▶ [Source passage]:
Since Musk acquired Twitter and started laying off thousands of employees at the start of November, remodeling the firm in his vision, multiple waves of tweeters have abandoned the platform. When they do, they often try to download their Twitter archive and delete DMs. In the chaos, the process has often been glitchy.

However, in Europe, people have turned to the continent’s GDPR data laws, which give people rights over how their information is collected, stored, and used. This includes the right to have data deleted. However, Twitter’s response to these requests, which have been seen by Wired, appears to show the platform ignoring detailed asks to delete DMs and just point people to generic guidance that doesn’t explain whether Twitter deletes your DMs from its servers. And now Europe’s data regulators are getting involved.

“On Twitter, the delete button does not do what users think it does,” says Michael Veale, an associate professor focusing on digital rights and regulation in the Faculty of Laws at University College London. “If you delete your direct messages within the app or on the website, it does not remove them from Twitter’s server,” Veale says.

For years, there hasn’t been any clarity around what Twitter’s inbuilt tools for deleting your messages actually do. Within the social media site, there are, theoretically, two ways to delete the DMs you’ve sent. In your inbox, you can delete entire conversations, while within messages you can delete individual posts.

help center says messages and conversations are “deleted from your account only.” They don’t say messages are deleted from its systems or servers.

Previous research has found that deleted DMs are held within Twitter’s servers for years. In 2022, Twitter whistleblower and former security chief Peiter “Mudge” Zatko claimed it wasn’t possible in some cases for Twitter to delete data.

▶ [Requirement 1]: In the passage on Twitter's handling of deleted messages, what position does Michael Veale hold?
The passage on Twitter's handling of deleted messages and the entries that come after it are unrelated material.

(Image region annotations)
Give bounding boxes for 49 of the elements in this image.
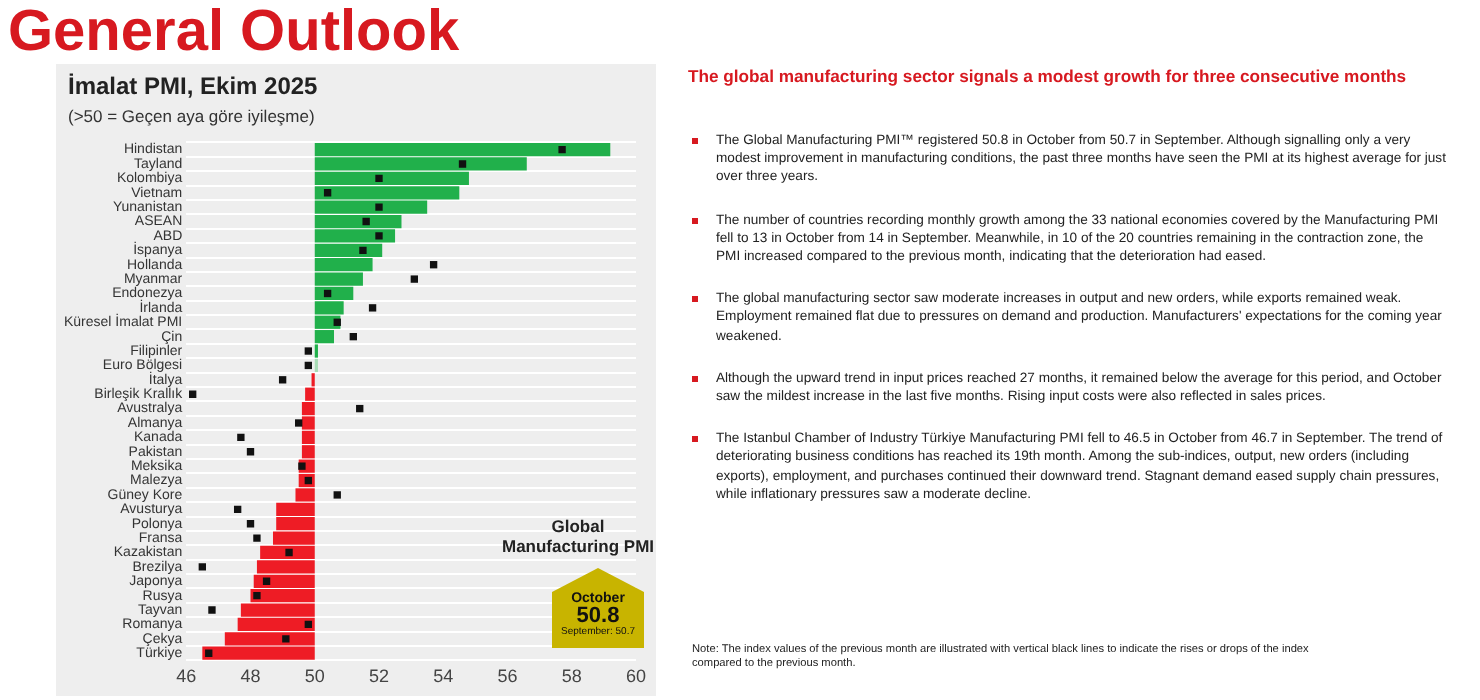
x-tick-label: 56 (497, 666, 518, 687)
chart-title: İmalat PMI, Ekim 2025 (68, 72, 318, 100)
point (375, 174, 383, 183)
point (237, 433, 245, 442)
point (349, 332, 357, 341)
point (304, 347, 313, 355)
x-tick-label: 48 (240, 666, 261, 687)
point (246, 520, 255, 528)
point (333, 491, 341, 499)
point (285, 548, 293, 557)
x-tick-label: 54 (433, 666, 454, 687)
point (208, 606, 216, 614)
point (262, 577, 271, 585)
point (282, 635, 290, 643)
point (295, 419, 303, 427)
x-tick-label: 52 (368, 666, 390, 687)
point (198, 563, 206, 571)
x-tick-label: 60 (625, 666, 646, 687)
point (368, 304, 377, 312)
point (558, 145, 566, 154)
point (298, 462, 306, 470)
point (304, 361, 313, 370)
point (304, 620, 313, 629)
point (429, 261, 438, 269)
point (362, 217, 370, 226)
point (205, 649, 213, 657)
chart-subtitle: (>50 = Geçen aya göre iyileşme) (68, 106, 315, 126)
point (278, 376, 287, 384)
point (323, 289, 332, 298)
point (333, 318, 341, 326)
text: The global manufacturing sector signals a modest growth for three consecutive months (688, 66, 1409, 86)
x-tick-label: 46 (176, 666, 197, 687)
point (246, 448, 255, 456)
annotation: 50.8 (576, 604, 620, 628)
text: General Outlook (8, 0, 460, 64)
x-tick-label: 58 (561, 666, 582, 687)
point (189, 390, 197, 398)
point (323, 189, 332, 197)
point (253, 534, 261, 542)
point (458, 160, 467, 168)
point (233, 505, 242, 513)
x-tick-label: 50 (304, 666, 325, 687)
point (410, 275, 419, 283)
annotation: Global Manufacturing PMI (500, 516, 656, 556)
point (253, 591, 261, 600)
point (356, 404, 364, 413)
point (359, 246, 367, 254)
point (375, 203, 383, 211)
point (375, 232, 383, 240)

▶ [Requirement 2]: From the entries, reproduce the lines that start with the one containing "x-tick-label: 56 (497, 666, 518, 687)" and end with the one containing "point (295, 419, 303, 427)", including both of those lines, and nothing more.

▶ [Full solution 1]: He is an associate professor focusing on digital rights and regulation in the Faculty of Laws at University College London.

▶ [Full solution 2]:
x-tick-label: 56 (497, 666, 518, 687)
chart-title: İmalat PMI, Ekim 2025 (68, 72, 318, 100)
point (375, 174, 383, 183)
point (237, 433, 245, 442)
point (349, 332, 357, 341)
point (304, 347, 313, 355)
x-tick-label: 48 (240, 666, 261, 687)
point (246, 520, 255, 528)
point (333, 491, 341, 499)
point (285, 548, 293, 557)
x-tick-label: 54 (433, 666, 454, 687)
point (208, 606, 216, 614)
point (262, 577, 271, 585)
point (282, 635, 290, 643)
point (295, 419, 303, 427)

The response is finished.